## Aim
Identify all lines in the listing that include the word "inkoustem", and copy them out.
----- Input data -----
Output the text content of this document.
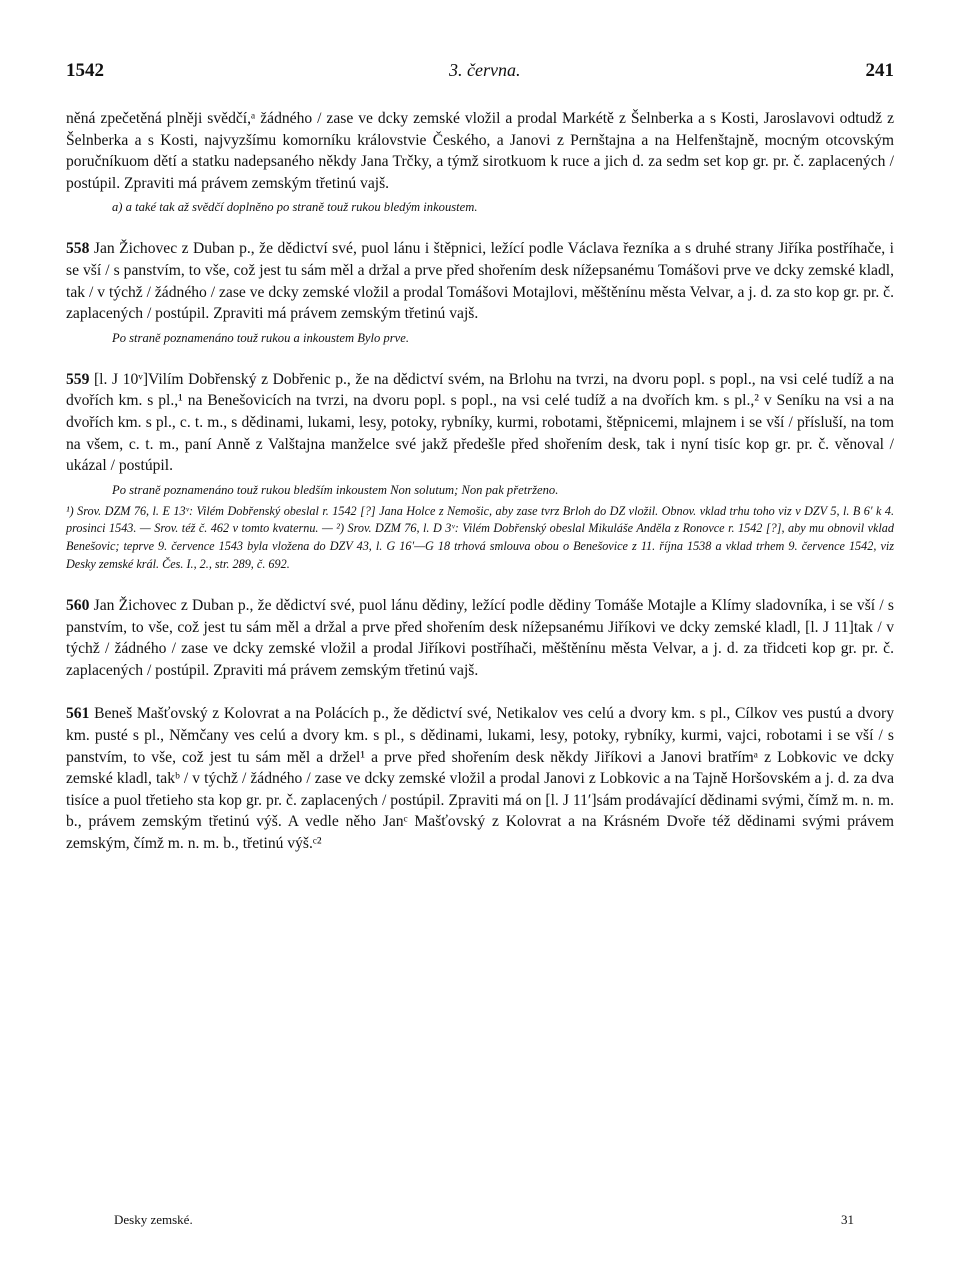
1542	3. června.	241

něná zpečetěná plněji svědčí,ᵃ žádného / zase ve dcky zemské vložil a prodal Markétě z Šelnberka a s Kosti, Jaroslavovi odtudž z Šelnberka a s Kosti, najvyzšímu komorníku královstvie Českého, a Janovi z Pernštajna a na Helfenštajně, mocným otcovským poručníkuom dětí a statku nadepsaného někdy Jana Trčky, a týmž sirotkuom k ruce a jich d. za sedm set kop gr. pr. č. zaplacených / postúpil. Zpraviti má právem zemským třetinú vajš.

a) a také tak až svědčí doplněno po straně touž rukou bledým inkoustem.

558 Jan Žichovec z Duban p., že dědictví své, puol lánu i štěpnici, ležící podle Václava řezníka a s druhé strany Jiříka postříhače, i se vší / s panstvím, to vše, což jest tu sám měl a držal a prve před shořením desk nížepsanému Tomášovi prve ve dcky zemské kladl, tak / v týchž / žádného / zase ve dcky zemské vložil a prodal Tomášovi Motajlovi, měštěnínu města Velvar, a j. d. za sto kop gr. pr. č. zaplacených / postúpil. Zpraviti má právem zemským třetinú vajš.

Po straně poznamenáno touž rukou a inkoustem Bylo prve.

559 [l. J 10ᵛ]Vilím Dobřenský z Dobřenic p., že na dědictví svém, na Brlohu na tvrzi, na dvoru popl. s popl., na vsi celé tudíž a na dvořích km. s pl.,¹ na Benešovicích na tvrzi, na dvoru popl. s popl., na vsi celé tudíž a na dvořích km. s pl.,² v Seníku na vsi a na dvořích km. s pl., c. t. m., s dědinami, lukami, lesy, potoky, rybníky, kurmi, robotami, štěpnicemi, mlajnem i se vší / přísluší, na tom na všem, c. t. m., paní Anně z Valštajna manželce své jakž předešle před shořením desk, tak i nyní tisíc kop gr. pr. č. věnoval / ukázal / postúpil.

Po straně poznamenáno touž rukou bledším inkoustem Non solutum; Non pak přetrženo.

¹) Srov. DZM 76, l. E 13ᵛ: Vilém Dobřenský obeslal r. 1542 [?] Jana Holce z Nemošic, aby zase tvrz Brloh do DZ vložil. Obnov. vklad trhu toho viz v DZV 5, l. B 6′ k 4. prosinci 1543. — Srov. též č. 462 v tomto kvaternu. — ²) Srov. DZM 76, l. D 3ᵛ: Vilém Dobřenský obeslal Mikuláše Anděla z Ronovce r. 1542 [?], aby mu obnovil vklad Benešovic; teprve 9. července 1543 byla vložena do DZV 43, l. G 16′—G 18 trhová smlouva obou o Benešovice z 11. října 1538 a vklad trhem 9. července 1542, viz Desky zemské král. Čes. I., 2., str. 289, č. 692.

560 Jan Žichovec z Duban p., že dědictví své, puol lánu dědiny, ležící podle dědiny Tomáše Motajle a Klímy sladovníka, i se vší / s panstvím, to vše, což jest tu sám měl a držal a prve před shořením desk nížepsanému Jiříkovi ve dcky zemské kladl, [l. J 11]tak / v týchž / žádného / zase ve dcky zemské vložil a prodal Jiříkovi postříhači, měštěnínu města Velvar, a j. d. za třidceti kop gr. pr. č. zaplacených / postúpil. Zpraviti má právem zemským třetinú vajš.

561 Beneš Mašťovský z Kolovrat a na Polácích p., že dědictví své, Netikalov ves celú a dvory km. s pl., Cílkov ves pustú a dvory km. pusté s pl., Němčany ves celú a dvory km. s pl., s dědinami, lukami, lesy, potoky, rybníky, kurmi, vajci, robotami i se vší / s panstvím, to vše, což jest tu sám měl a držel¹ a prve před shořením desk někdy Jiříkovi a Janovi bratřímᵃ z Lobkovic ve dcky zemské kladl, takᵇ / v týchž / žádného / zase ve dcky zemské vložil a prodal Janovi z Lobkovic a na Tajně Horšovském a j. d. za dva tisíce a puol třetieho sta kop gr. pr. č. zaplacených / postúpil. Zpraviti má on [l. J 11′]sám prodávající dědinami svými, čímž m. n. m. b., právem zemským třetinú výš. A vedle něho Janᶜ Mašťovský z Kolovrat a na Krásném Dvoře též dědinami svými právem zemským, čímž m. n. m. b., třetinú výš.ᶜ²

Desky zemské.	31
-----
## Task result
a) a také tak až svědčí doplněno po straně touž rukou bledým inkoustem.
Po straně poznamenáno touž rukou a inkoustem Bylo prve.
Po straně poznamenáno touž rukou bledším inkoustem Non solutum; Non pak přetrženo.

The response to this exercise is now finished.